(Data listing)
§ §

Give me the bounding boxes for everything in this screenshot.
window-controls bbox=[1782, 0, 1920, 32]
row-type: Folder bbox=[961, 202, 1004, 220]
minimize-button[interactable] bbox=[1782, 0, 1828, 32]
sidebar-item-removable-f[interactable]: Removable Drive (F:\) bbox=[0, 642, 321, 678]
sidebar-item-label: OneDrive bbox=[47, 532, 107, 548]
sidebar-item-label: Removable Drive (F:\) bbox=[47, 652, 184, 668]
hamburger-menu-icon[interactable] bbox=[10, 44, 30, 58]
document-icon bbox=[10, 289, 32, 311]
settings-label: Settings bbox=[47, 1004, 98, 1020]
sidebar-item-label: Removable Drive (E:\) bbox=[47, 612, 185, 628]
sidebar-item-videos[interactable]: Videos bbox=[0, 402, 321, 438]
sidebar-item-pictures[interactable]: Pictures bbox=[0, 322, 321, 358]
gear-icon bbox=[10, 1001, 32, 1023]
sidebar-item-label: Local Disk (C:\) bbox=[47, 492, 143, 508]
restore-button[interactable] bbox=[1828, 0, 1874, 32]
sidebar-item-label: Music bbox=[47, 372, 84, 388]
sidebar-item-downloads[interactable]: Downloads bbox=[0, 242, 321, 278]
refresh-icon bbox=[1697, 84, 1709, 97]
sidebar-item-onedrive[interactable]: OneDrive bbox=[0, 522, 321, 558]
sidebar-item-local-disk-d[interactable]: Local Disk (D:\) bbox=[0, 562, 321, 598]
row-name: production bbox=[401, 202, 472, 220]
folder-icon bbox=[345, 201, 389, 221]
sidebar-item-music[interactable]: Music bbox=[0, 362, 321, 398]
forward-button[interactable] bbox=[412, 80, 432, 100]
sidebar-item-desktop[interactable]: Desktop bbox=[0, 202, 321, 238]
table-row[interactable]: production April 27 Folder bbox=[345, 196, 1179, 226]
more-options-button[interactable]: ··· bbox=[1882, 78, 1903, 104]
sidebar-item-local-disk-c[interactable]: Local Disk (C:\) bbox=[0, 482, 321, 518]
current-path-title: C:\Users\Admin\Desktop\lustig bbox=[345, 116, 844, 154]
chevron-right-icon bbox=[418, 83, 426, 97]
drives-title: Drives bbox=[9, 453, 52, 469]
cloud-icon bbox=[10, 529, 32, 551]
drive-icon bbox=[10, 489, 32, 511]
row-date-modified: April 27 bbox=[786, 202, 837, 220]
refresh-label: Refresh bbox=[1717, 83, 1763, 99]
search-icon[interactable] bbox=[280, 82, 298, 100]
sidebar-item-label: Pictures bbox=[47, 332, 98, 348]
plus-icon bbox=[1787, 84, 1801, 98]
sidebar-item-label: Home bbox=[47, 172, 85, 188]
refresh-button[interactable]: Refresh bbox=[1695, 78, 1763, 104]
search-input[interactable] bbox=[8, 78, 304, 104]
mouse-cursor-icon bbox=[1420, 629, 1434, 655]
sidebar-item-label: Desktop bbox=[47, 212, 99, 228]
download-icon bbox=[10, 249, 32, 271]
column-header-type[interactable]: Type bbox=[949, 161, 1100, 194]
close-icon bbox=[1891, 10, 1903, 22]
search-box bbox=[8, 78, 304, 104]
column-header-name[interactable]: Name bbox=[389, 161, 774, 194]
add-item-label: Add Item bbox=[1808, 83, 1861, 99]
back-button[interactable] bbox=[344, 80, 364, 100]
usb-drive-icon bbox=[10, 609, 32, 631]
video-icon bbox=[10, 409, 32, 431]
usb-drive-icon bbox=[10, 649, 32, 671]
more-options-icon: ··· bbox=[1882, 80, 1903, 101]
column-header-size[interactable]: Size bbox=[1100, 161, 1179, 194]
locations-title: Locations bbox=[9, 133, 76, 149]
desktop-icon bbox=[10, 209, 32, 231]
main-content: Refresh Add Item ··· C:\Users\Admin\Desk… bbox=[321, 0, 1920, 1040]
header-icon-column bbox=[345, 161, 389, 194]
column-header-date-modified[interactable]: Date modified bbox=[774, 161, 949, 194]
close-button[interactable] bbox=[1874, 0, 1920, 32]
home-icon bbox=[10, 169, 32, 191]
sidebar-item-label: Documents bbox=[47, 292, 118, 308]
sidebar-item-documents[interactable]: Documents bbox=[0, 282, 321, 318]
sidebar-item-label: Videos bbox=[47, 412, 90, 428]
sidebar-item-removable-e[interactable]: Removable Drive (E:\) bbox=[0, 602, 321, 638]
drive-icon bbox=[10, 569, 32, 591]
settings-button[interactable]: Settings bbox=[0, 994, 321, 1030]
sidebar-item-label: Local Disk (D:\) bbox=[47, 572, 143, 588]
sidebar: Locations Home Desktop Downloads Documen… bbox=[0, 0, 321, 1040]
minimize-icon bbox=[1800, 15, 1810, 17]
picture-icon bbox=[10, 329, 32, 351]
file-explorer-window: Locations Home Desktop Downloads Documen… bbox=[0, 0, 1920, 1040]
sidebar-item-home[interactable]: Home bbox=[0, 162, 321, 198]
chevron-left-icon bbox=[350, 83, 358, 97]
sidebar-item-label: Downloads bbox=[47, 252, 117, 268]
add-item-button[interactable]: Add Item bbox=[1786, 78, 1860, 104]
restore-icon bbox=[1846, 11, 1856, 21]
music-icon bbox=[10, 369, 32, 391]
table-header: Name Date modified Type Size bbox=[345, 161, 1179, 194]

§ §

> **Task directions**:
Reproduce the listing above word for word, starting with its first line and ending with the line that contains "document-icon bbox=[10, 289, 32, 311]". Include both of those lines.

> **Finished answer**:
Give me the bounding boxes for everything in this screenshot.
window-controls bbox=[1782, 0, 1920, 32]
row-type: Folder bbox=[961, 202, 1004, 220]
minimize-button[interactable] bbox=[1782, 0, 1828, 32]
sidebar-item-removable-f[interactable]: Removable Drive (F:\) bbox=[0, 642, 321, 678]
sidebar-item-label: OneDrive bbox=[47, 532, 107, 548]
sidebar-item-label: Removable Drive (F:\) bbox=[47, 652, 184, 668]
hamburger-menu-icon[interactable] bbox=[10, 44, 30, 58]
document-icon bbox=[10, 289, 32, 311]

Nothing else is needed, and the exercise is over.